((

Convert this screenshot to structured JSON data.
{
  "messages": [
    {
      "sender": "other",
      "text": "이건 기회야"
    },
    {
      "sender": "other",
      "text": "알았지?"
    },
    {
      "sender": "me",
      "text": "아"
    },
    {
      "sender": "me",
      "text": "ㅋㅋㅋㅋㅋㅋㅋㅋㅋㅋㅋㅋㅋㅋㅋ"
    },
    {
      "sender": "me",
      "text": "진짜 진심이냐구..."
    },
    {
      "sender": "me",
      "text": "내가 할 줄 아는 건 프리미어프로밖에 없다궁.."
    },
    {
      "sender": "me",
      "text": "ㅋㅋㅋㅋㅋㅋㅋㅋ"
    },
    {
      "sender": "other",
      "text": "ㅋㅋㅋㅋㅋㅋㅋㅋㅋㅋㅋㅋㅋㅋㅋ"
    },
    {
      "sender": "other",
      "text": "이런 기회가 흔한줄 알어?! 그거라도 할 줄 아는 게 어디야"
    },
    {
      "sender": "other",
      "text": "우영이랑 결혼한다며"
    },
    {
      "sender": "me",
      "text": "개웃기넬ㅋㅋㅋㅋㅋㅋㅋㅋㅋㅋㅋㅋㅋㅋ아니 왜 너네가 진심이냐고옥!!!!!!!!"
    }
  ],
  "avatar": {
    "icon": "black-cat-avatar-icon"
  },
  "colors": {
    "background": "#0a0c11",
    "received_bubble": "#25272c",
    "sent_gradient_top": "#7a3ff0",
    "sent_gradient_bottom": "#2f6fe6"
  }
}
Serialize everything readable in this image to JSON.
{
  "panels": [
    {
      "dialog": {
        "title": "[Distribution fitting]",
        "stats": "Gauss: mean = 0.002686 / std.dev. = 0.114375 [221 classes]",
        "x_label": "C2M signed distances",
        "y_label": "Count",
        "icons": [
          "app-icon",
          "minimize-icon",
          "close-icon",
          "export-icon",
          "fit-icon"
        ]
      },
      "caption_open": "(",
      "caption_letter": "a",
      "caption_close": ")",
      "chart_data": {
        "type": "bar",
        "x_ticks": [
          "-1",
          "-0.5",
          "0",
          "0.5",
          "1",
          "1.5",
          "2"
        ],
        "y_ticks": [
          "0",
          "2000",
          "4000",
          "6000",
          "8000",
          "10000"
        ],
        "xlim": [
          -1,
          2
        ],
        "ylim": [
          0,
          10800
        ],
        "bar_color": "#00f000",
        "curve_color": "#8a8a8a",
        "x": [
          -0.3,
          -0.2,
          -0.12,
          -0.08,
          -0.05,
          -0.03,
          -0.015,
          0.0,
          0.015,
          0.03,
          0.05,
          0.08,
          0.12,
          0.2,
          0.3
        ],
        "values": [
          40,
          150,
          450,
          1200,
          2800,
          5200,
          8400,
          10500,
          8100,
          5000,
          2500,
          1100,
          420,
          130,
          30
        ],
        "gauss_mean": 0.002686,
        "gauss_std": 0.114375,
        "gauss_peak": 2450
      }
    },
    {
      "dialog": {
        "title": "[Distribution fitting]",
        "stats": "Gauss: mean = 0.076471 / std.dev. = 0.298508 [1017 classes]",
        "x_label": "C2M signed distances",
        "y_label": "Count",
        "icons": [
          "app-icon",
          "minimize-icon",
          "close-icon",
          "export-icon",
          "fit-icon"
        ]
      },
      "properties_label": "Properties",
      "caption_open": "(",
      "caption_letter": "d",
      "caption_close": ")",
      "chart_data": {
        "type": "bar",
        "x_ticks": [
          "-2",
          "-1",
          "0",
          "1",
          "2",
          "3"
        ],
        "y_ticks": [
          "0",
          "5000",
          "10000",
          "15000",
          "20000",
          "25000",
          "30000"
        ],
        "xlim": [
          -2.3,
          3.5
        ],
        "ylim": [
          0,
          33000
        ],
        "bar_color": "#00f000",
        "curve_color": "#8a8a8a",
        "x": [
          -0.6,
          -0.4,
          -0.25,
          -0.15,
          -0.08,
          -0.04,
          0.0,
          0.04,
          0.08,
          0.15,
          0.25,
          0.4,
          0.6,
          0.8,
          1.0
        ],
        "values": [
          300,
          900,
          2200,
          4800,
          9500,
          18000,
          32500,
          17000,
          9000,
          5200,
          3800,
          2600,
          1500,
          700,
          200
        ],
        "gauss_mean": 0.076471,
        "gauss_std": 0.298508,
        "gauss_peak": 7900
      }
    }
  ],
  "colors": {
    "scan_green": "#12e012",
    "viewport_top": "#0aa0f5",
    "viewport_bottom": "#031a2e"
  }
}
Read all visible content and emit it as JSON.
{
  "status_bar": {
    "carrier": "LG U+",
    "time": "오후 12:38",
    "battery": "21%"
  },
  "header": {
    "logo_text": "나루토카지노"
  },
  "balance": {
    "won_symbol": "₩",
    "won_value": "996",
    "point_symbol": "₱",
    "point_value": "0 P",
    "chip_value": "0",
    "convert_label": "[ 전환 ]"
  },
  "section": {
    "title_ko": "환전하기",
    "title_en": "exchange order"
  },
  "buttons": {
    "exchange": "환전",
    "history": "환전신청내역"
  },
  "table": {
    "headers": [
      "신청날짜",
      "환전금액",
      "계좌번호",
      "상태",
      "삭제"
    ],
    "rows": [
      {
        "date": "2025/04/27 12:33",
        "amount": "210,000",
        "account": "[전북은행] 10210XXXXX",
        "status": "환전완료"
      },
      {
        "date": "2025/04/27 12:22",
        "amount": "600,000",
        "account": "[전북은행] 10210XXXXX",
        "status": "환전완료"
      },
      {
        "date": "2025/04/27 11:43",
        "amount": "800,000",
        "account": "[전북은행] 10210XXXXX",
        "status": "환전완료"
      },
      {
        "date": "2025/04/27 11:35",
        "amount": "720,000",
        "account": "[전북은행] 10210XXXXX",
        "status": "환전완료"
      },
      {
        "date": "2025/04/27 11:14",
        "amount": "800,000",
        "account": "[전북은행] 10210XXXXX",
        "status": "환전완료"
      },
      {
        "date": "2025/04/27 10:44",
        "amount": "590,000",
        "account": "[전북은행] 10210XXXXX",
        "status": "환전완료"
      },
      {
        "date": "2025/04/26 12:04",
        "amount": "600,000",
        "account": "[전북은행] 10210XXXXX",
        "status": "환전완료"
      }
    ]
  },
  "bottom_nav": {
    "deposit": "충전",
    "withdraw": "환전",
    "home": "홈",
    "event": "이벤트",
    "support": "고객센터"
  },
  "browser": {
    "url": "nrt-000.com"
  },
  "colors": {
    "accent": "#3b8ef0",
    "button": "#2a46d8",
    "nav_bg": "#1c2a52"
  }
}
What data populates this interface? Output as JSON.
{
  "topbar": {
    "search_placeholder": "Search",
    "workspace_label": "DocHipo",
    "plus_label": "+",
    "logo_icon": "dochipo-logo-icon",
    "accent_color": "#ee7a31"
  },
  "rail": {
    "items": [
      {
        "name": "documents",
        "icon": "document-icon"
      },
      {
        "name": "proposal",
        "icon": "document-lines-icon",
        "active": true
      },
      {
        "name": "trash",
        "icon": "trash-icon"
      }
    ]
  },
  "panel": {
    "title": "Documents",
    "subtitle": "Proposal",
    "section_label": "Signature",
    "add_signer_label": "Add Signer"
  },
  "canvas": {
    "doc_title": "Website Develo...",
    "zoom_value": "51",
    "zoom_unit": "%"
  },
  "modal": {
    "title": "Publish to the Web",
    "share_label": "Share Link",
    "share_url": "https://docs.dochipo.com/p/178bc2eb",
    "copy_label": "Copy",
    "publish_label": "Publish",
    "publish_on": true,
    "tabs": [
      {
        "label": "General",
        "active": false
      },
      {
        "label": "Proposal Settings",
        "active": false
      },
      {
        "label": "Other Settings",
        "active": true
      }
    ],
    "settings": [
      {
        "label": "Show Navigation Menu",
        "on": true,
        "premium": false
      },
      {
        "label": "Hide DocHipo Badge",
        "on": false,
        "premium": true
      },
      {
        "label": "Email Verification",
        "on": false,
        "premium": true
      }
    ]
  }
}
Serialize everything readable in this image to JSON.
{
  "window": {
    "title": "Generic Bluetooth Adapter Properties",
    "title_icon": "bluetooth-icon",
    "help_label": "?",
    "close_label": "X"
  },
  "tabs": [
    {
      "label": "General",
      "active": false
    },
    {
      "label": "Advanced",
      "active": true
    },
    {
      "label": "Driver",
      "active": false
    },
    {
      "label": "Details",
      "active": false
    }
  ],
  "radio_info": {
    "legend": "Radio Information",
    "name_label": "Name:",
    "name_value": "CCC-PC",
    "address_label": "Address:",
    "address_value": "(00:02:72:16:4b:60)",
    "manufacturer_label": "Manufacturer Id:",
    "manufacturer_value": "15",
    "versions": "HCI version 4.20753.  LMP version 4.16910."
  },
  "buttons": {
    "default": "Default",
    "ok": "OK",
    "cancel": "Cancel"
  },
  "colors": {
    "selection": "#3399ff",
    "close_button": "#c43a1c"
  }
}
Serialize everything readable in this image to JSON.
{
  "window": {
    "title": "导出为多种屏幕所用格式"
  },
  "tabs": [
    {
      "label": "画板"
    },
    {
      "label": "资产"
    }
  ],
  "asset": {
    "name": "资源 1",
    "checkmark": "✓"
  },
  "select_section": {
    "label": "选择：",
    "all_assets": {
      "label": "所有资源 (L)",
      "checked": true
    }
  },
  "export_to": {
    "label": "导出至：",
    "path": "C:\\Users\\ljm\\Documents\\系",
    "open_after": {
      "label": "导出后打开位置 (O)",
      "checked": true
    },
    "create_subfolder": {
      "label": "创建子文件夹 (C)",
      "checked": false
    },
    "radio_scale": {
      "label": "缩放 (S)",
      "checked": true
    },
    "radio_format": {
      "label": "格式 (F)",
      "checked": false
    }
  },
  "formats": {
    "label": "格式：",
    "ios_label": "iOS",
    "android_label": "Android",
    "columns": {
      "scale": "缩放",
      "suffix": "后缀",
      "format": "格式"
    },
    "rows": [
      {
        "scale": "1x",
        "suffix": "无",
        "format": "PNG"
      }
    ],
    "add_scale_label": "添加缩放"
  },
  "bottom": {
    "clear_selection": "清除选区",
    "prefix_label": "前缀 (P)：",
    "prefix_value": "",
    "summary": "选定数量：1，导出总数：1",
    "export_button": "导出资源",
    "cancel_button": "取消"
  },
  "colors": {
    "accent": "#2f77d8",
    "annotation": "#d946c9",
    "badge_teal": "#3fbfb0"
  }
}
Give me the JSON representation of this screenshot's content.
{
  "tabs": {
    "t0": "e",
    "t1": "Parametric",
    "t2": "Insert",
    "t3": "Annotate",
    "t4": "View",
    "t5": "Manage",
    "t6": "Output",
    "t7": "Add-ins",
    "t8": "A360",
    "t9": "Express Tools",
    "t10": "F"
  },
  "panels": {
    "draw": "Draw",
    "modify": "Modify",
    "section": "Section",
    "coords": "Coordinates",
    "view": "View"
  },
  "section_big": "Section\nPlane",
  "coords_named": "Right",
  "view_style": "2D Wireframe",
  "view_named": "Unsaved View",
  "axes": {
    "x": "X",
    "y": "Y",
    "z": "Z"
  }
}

))

● **EXERCISE REQUIREMENTS**:
In the records above, locate every line with the string "content" and copy it.

● **TASK SOLUTION**:
Read all visible content and emit it as JSON.
Give me the JSON representation of this screenshot's content.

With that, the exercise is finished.